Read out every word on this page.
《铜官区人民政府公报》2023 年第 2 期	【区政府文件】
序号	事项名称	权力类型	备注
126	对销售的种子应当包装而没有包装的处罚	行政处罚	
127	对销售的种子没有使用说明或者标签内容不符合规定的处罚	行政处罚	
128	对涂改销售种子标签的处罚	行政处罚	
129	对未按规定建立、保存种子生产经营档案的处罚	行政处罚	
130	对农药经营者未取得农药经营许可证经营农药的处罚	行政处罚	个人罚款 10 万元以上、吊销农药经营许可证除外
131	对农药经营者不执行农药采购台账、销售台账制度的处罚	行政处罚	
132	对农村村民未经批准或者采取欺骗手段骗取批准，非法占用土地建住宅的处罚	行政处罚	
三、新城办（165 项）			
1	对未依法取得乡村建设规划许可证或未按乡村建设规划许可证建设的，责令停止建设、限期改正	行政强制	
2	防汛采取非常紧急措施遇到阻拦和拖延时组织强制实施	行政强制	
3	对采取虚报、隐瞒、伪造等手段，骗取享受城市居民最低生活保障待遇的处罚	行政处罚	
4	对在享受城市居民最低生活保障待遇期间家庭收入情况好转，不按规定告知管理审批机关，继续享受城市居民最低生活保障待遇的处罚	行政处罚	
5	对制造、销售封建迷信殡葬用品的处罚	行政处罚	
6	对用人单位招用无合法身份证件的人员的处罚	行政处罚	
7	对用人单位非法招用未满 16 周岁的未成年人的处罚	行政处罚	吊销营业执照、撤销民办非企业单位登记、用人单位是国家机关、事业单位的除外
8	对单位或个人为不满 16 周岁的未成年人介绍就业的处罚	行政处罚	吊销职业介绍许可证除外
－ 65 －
• • • •
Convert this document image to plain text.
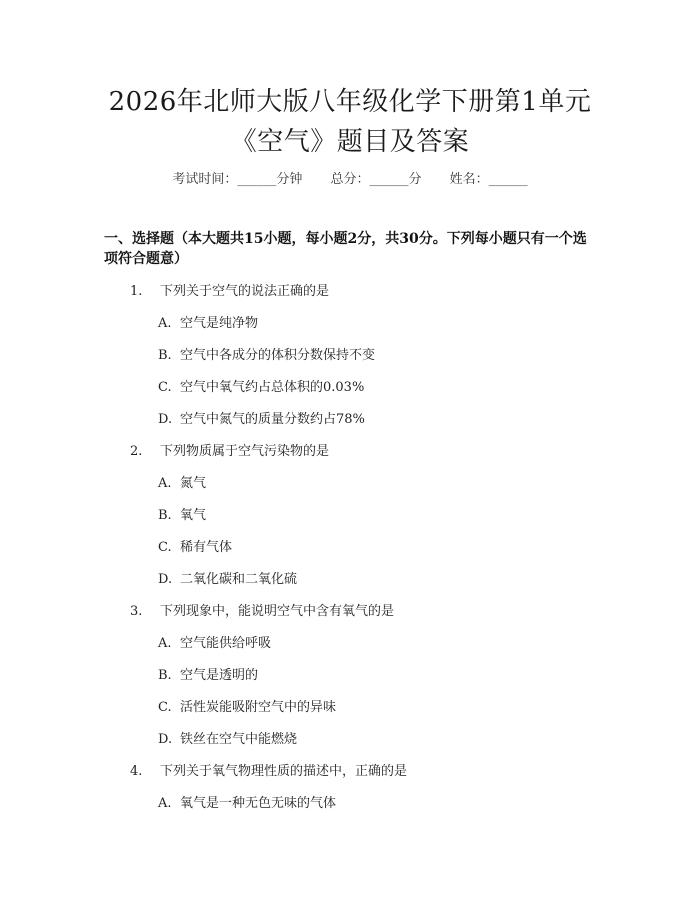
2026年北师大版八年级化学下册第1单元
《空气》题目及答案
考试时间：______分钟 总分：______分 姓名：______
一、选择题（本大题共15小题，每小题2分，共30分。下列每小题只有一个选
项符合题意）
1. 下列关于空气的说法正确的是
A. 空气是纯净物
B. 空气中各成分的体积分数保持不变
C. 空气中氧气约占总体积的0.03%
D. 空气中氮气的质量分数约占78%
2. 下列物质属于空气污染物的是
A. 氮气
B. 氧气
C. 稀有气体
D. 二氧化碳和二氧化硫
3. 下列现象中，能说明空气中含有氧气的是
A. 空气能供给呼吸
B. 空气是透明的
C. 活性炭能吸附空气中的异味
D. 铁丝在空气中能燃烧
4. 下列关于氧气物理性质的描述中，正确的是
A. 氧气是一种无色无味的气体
• • • •
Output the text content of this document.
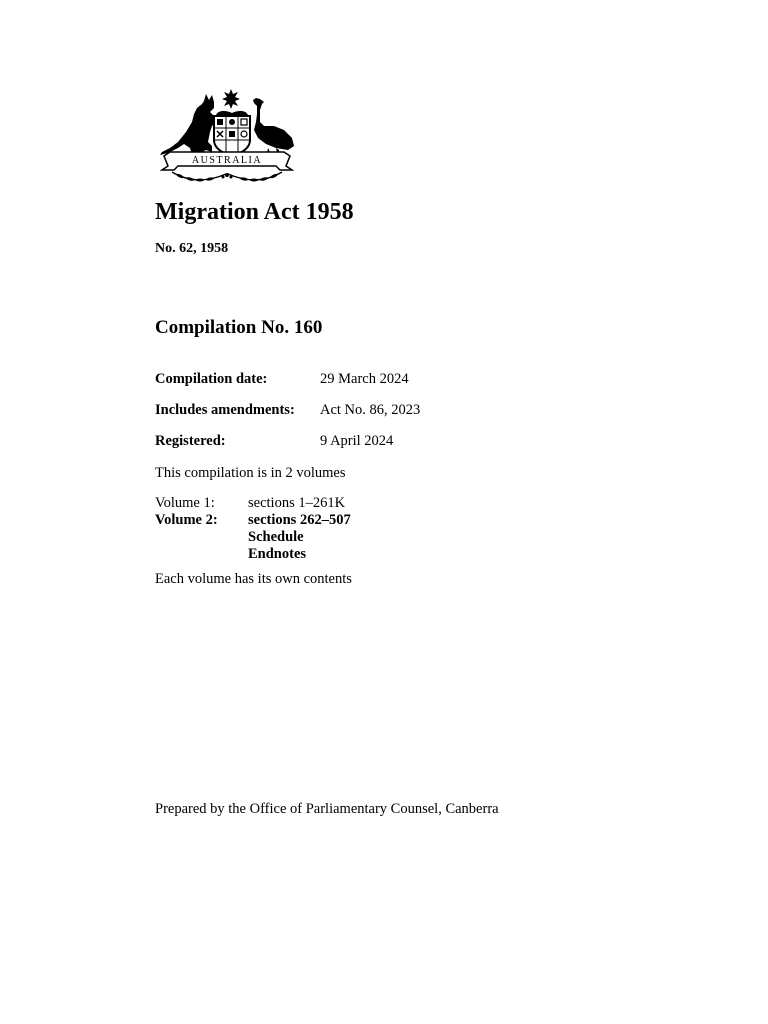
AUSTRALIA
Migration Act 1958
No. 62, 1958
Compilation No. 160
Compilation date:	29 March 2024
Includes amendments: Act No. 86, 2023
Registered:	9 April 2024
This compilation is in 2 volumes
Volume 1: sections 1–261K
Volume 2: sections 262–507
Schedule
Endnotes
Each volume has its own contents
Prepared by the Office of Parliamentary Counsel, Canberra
• • • •
GOAL: Find how many lines of the entries contain "sections". Respond with the number only.

OUTPUT FOR THIS TASK: 2